To do |
From the entries below, copy every line holding the word "nint".

Task data |
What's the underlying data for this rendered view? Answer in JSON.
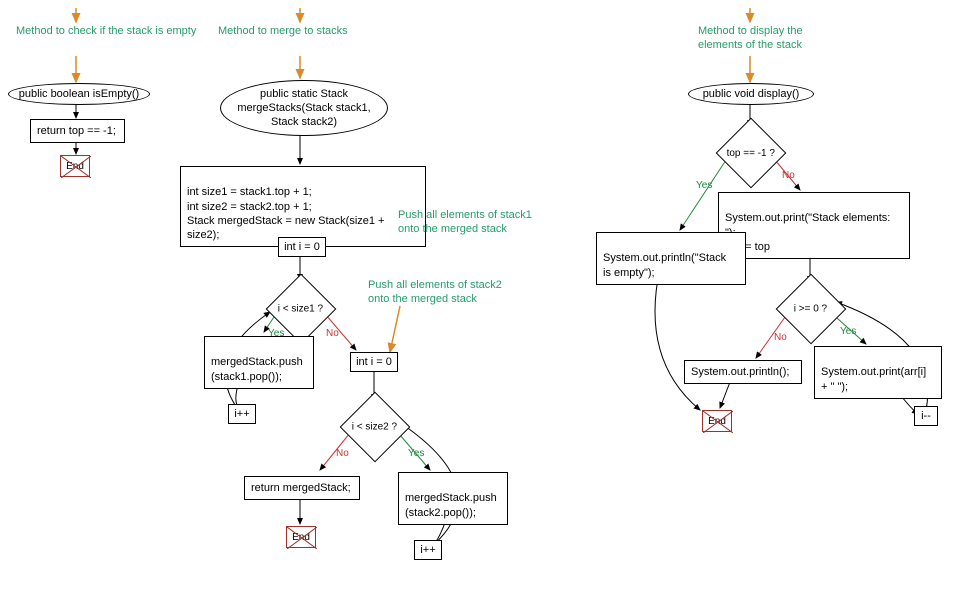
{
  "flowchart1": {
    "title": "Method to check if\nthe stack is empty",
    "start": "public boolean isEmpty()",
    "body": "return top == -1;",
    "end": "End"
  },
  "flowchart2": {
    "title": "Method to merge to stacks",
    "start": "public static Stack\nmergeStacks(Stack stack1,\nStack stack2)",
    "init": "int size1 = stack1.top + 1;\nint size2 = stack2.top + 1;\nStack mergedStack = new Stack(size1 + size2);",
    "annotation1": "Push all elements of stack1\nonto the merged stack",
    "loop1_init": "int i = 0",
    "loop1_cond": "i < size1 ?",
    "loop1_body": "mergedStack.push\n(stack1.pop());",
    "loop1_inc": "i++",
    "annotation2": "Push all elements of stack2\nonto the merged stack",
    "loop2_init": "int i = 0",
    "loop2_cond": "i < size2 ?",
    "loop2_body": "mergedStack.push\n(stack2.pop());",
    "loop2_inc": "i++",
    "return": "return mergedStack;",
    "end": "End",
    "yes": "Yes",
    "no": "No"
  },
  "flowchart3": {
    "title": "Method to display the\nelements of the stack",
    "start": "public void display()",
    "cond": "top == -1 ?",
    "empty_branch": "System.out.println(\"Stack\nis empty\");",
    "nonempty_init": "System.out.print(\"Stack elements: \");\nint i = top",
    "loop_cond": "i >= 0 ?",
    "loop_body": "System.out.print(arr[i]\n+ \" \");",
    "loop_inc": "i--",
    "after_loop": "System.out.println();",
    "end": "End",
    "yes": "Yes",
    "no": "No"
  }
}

Exercise solution |
    "init": "int size1 = stack1.top + 1;\nint size2 = stack2.top + 1;\nStack mergedStack = new Stack(size1 + size2);",
    "nonempty_init": "System.out.print(\"Stack elements: \");\nint i = top",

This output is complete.